• **Document section**:
The Japanese alchemist who makes cocktails with family-farmed herbs and a mortar and pestle. By Jethro Kang.

Watching Hiroyasu Kayama – which we did just this Singapore Cocktail Festival – make a drink is like observing an elegant, modern-day shaman at work. With a twirl of his wrists and fingers that jump like a piano player, the bartender-owner of Ben Fiddich in Tokyo’s Shinjuku district puts together a cocktail using ingredients and methods that is perhaps more medicine than drink-making.

First, there’s the inspiration: medical books in English and French that are over a hundred years old, which he mines for botanicals and recipes. Then there’re the ingredients: plants grown on his family farm in Chichibu, an hour outside the capital, like the Japanese gentian senburi, and wormwood.

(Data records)
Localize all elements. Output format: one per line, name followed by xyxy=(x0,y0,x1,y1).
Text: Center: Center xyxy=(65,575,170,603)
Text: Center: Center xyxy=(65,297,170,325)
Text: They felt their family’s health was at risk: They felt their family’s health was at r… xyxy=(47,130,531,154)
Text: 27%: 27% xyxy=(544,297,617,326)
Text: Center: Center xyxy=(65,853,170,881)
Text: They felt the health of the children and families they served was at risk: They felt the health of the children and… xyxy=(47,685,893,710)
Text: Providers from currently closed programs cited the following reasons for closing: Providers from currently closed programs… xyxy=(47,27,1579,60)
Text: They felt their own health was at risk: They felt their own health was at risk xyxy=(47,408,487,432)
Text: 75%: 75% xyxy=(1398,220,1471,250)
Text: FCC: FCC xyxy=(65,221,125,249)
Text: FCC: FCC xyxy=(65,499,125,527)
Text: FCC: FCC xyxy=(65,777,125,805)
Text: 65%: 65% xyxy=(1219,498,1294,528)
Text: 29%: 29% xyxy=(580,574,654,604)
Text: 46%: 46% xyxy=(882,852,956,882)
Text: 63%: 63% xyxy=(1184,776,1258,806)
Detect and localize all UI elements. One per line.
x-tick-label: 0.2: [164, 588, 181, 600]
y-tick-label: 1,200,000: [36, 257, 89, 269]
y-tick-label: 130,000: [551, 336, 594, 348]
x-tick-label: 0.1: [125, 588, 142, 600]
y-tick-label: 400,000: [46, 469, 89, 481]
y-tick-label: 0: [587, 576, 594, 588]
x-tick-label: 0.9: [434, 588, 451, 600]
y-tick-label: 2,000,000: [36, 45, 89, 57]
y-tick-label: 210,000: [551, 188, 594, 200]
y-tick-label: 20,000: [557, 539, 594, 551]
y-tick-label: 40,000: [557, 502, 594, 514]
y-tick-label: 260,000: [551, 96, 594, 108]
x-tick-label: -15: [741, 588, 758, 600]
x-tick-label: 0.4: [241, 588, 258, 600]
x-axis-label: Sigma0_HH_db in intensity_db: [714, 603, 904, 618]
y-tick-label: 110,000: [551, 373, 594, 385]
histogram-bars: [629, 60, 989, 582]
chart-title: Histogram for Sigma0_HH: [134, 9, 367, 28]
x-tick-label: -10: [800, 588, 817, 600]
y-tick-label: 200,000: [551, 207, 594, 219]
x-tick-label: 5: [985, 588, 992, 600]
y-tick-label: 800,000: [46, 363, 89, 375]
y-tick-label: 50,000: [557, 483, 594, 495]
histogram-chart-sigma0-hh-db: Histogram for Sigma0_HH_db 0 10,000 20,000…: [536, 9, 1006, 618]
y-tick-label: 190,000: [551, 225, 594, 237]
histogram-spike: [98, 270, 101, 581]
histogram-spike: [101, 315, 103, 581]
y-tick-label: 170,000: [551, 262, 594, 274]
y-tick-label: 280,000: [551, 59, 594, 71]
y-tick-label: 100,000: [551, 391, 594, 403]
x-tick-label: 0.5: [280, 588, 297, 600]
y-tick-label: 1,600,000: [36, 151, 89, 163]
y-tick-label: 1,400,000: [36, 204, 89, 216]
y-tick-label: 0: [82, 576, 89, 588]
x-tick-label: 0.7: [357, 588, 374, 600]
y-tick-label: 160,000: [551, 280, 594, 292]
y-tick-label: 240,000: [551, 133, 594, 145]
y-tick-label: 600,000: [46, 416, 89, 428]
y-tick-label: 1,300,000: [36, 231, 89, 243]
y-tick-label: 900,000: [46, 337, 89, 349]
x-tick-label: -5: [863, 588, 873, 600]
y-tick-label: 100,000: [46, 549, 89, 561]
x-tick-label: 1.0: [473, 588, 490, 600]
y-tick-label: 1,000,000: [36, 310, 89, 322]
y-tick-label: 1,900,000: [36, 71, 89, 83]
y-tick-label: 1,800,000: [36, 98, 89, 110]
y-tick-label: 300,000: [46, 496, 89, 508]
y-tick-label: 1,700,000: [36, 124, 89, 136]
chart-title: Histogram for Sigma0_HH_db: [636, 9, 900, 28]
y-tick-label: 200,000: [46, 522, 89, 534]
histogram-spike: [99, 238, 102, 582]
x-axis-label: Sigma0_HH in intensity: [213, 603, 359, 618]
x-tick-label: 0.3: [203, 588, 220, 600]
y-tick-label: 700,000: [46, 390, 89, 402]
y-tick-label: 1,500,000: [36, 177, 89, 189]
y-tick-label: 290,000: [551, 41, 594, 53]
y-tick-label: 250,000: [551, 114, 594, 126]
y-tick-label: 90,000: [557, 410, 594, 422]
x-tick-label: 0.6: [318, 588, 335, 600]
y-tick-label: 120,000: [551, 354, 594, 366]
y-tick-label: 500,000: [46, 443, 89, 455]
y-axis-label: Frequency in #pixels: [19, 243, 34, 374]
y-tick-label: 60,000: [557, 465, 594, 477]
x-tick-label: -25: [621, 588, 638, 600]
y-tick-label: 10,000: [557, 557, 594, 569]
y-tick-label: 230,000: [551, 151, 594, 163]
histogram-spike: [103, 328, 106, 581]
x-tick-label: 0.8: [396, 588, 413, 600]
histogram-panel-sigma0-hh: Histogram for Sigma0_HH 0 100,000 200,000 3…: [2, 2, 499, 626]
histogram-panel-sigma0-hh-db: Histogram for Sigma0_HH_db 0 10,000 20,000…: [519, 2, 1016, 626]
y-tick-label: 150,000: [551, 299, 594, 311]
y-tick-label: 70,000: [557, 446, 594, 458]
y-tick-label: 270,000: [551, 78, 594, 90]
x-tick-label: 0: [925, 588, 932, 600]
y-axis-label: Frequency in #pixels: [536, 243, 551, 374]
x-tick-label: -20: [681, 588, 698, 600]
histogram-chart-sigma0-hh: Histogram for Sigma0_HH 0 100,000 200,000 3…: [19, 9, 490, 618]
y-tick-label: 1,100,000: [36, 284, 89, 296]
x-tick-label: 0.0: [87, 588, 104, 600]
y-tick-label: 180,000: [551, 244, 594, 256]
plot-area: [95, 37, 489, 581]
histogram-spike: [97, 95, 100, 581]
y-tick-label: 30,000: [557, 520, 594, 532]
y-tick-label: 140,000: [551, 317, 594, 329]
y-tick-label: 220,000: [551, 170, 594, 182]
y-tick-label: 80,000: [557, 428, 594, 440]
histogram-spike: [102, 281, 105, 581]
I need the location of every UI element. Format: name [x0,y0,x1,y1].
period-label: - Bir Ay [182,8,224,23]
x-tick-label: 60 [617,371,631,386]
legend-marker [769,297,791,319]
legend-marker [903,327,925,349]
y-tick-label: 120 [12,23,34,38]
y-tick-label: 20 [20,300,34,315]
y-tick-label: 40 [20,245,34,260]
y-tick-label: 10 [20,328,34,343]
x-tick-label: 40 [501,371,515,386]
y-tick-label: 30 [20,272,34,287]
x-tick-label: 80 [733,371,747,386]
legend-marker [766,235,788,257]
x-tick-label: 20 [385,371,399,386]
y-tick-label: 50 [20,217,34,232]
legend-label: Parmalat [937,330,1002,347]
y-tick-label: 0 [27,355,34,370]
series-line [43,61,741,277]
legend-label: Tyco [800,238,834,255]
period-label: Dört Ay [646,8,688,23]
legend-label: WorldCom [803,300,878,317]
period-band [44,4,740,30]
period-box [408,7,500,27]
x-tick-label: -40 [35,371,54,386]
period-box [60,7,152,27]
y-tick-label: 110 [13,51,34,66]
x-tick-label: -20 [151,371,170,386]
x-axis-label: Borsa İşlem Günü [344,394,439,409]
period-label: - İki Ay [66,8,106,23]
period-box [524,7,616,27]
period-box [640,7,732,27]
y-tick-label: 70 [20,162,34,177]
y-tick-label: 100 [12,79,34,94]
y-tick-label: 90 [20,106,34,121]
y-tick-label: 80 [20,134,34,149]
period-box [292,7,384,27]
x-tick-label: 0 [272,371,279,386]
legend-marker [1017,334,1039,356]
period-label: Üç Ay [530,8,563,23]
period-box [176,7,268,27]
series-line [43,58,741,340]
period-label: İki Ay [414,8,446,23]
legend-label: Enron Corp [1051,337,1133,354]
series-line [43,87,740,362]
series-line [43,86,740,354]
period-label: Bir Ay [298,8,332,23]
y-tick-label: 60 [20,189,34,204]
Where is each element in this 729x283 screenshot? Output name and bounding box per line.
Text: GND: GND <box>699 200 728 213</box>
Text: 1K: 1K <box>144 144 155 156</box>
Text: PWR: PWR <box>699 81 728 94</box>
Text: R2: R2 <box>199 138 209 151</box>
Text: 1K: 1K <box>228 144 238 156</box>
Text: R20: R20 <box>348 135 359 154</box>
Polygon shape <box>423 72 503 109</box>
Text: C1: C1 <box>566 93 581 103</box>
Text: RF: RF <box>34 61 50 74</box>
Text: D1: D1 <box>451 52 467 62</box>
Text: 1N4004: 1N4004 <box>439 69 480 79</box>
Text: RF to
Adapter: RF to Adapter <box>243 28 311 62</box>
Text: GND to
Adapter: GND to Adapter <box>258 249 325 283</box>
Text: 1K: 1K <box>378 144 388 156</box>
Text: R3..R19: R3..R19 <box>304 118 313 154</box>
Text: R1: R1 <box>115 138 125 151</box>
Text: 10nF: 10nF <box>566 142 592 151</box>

• **Problem set**:
**A.** In the article on Hiroyasu Kayama, what is the name of the bar he owns, and in which Tokyo district is it?
**B.** Extract the passage of the article on Hiroyasu Kayama starting at "Watching Hiroyasu Kayama" and ending at "medicine than drink-making.".
**C.** Write what comes next in the article on Hiroyasu Kayama, picking up after its final sentence.
The data records have no connection to the article on Hiroyasu Kayama.

• **Responses by task**:
**A.** Ben Fiddich, in Tokyo's Shinjuku district.

**B.**
Watching Hiroyasu Kayama – which we did just this Singapore Cocktail Festival – make a drink is like observing an elegant, modern-day shaman at work. With a twirl of his wrists and fingers that jump like a piano player, the bartender-owner of Ben Fiddich in Tokyo’s Shinjuku district puts together a cocktail using ingredients and methods that is perhaps more medicine than drink-making.

**C.**
He macerates the herbs using a suribachi and surikogi, a Japanese mortar and pestle traditionally used to crush sesame seeds, and mixes in a liquor made from koji. Honey and yuzu juice are also worked into the bowl, before the contents are strained into a shaker.

Shaken over ice and strained into a cocktail glass, the chartreuse-hued drink is vibrant and fresh, balanced between sweet and sour with a slightly bitter bite. This, after all, is still medicine, just made by someone wearing a tie and tweed vest.